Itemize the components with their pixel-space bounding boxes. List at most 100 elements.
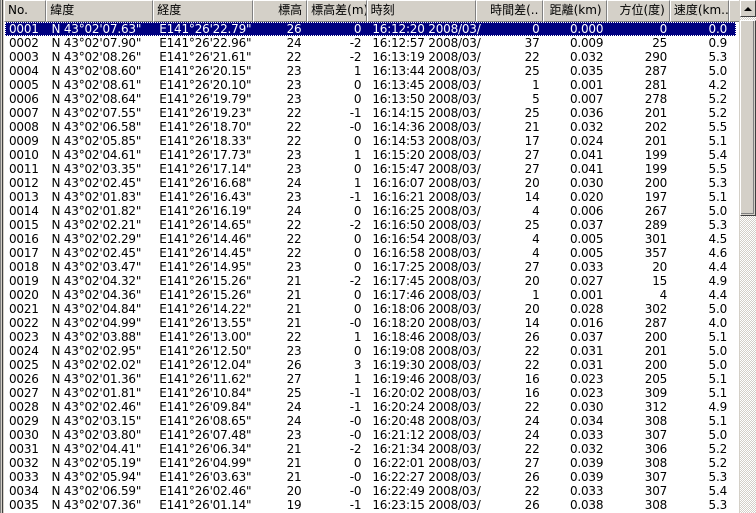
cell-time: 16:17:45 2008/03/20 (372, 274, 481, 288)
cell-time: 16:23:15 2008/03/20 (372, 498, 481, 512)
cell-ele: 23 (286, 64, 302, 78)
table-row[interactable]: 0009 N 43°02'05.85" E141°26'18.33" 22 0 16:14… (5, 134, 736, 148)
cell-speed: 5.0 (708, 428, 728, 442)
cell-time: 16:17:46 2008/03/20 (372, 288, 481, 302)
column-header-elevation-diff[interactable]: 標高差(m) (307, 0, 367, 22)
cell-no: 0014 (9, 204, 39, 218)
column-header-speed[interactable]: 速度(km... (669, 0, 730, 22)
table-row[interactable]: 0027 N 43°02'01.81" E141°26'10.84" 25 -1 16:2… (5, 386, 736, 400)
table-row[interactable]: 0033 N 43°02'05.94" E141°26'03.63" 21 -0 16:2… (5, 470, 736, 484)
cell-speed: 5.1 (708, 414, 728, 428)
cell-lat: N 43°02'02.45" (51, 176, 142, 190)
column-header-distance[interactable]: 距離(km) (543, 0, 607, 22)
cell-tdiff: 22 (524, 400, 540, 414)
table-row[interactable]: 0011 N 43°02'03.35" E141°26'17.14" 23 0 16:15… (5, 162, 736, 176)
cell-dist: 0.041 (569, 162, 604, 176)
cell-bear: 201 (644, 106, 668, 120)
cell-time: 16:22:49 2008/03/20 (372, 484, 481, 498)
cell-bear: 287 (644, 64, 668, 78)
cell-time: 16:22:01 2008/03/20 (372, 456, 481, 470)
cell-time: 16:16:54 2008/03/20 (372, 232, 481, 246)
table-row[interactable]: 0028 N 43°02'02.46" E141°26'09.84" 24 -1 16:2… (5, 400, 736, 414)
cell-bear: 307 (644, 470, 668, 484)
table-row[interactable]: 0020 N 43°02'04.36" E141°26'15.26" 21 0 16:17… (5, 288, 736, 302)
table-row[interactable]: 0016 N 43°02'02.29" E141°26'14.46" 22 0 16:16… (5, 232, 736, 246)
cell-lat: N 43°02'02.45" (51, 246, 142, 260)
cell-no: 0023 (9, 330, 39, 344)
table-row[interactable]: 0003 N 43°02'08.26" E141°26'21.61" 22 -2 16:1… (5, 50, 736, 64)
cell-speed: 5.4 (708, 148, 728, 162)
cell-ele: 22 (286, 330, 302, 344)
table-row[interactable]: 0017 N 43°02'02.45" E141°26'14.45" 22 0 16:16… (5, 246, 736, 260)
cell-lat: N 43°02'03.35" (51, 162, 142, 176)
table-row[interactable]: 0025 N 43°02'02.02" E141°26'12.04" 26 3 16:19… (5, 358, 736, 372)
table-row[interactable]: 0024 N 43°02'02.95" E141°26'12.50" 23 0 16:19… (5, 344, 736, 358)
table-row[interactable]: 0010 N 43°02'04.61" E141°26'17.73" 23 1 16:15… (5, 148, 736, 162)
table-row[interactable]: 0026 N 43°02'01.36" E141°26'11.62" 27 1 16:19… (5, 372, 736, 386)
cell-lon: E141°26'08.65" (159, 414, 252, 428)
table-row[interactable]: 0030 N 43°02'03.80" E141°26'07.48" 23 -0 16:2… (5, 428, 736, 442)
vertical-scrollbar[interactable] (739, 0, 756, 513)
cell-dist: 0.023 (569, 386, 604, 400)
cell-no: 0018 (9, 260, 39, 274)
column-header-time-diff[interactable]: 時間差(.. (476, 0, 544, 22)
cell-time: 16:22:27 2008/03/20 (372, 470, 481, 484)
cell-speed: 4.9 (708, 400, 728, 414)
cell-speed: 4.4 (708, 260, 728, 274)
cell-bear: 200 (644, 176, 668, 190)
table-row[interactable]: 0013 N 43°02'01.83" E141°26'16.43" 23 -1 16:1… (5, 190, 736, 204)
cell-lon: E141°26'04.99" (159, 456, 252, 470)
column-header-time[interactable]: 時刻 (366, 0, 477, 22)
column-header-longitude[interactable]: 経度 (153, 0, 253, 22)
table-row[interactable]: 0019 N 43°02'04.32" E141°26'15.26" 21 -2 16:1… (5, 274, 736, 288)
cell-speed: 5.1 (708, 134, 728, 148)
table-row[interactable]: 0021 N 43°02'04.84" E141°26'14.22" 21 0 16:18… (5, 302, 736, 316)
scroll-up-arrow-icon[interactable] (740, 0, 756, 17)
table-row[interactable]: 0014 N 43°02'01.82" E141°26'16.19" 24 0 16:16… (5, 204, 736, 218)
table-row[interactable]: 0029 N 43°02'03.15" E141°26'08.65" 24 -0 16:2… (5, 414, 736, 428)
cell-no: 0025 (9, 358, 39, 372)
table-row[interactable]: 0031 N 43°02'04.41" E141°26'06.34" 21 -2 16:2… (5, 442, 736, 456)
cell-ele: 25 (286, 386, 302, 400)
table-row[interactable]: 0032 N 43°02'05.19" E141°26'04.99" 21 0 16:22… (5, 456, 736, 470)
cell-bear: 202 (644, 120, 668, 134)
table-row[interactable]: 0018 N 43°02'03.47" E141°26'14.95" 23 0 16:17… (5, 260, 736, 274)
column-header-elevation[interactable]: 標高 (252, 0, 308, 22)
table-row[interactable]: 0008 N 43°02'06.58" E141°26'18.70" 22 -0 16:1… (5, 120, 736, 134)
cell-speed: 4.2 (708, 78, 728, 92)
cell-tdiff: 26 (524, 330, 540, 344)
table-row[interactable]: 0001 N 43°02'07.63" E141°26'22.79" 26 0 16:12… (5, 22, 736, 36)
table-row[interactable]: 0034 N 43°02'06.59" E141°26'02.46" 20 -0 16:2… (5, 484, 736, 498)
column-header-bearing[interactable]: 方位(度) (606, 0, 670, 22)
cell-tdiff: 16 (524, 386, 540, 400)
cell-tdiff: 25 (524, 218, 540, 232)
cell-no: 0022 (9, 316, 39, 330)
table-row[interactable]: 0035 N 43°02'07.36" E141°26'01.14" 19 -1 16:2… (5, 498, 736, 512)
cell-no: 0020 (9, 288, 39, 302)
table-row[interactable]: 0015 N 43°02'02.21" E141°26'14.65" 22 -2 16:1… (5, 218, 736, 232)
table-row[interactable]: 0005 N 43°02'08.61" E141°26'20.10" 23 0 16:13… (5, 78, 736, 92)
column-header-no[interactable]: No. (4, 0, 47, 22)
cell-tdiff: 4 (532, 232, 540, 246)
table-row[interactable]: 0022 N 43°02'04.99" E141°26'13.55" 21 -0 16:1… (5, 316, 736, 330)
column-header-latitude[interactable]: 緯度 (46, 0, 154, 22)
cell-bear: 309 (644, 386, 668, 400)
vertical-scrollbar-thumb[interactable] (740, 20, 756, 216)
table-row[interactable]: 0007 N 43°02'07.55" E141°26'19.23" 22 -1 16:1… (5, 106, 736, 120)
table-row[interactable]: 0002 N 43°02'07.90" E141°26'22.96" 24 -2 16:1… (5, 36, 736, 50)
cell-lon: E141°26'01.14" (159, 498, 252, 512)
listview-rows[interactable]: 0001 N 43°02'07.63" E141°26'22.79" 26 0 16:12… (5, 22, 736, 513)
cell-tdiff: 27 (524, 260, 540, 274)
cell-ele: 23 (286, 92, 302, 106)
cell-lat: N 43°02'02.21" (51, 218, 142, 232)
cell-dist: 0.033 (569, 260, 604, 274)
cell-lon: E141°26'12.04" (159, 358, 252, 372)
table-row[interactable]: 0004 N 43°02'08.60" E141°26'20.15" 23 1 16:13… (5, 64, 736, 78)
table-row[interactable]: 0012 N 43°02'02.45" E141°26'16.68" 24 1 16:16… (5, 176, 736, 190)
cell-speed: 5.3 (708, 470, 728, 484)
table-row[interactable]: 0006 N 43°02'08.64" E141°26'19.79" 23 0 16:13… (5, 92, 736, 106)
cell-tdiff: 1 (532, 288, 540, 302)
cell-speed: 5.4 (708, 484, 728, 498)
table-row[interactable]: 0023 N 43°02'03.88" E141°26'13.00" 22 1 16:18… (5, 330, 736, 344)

***

What needs to be done:
Copy out, character for character, everything in the material from the line containing "cell-time: 16:17:45 2008/03/20" down to the line containing "cell-tdiff: 22 (524, 400, 540, 414)", including both of those lines.

Answer:
cell-time: 16:17:45 2008/03/20 (372, 274, 481, 288)
cell-time: 16:23:15 2008/03/20 (372, 498, 481, 512)
cell-ele: 23 (286, 64, 302, 78)
table-row[interactable]: 0009 N 43°02'05.85" E141°26'18.33" 22 0 16:14… (5, 134, 736, 148)
cell-speed: 5.0 (708, 428, 728, 442)
cell-time: 16:17:46 2008/03/20 (372, 288, 481, 302)
column-header-elevation-diff[interactable]: 標高差(m) (307, 0, 367, 22)
cell-no: 0014 (9, 204, 39, 218)
column-header-speed[interactable]: 速度(km... (669, 0, 730, 22)
table-row[interactable]: 0027 N 43°02'01.81" E141°26'10.84" 25 -1 16:2… (5, 386, 736, 400)
table-row[interactable]: 0033 N 43°02'05.94" E141°26'03.63" 21 -0 16:2… (5, 470, 736, 484)
cell-speed: 5.1 (708, 414, 728, 428)
cell-lat: N 43°02'02.45" (51, 176, 142, 190)
column-header-distance[interactable]: 距離(km) (543, 0, 607, 22)
cell-tdiff: 22 (524, 400, 540, 414)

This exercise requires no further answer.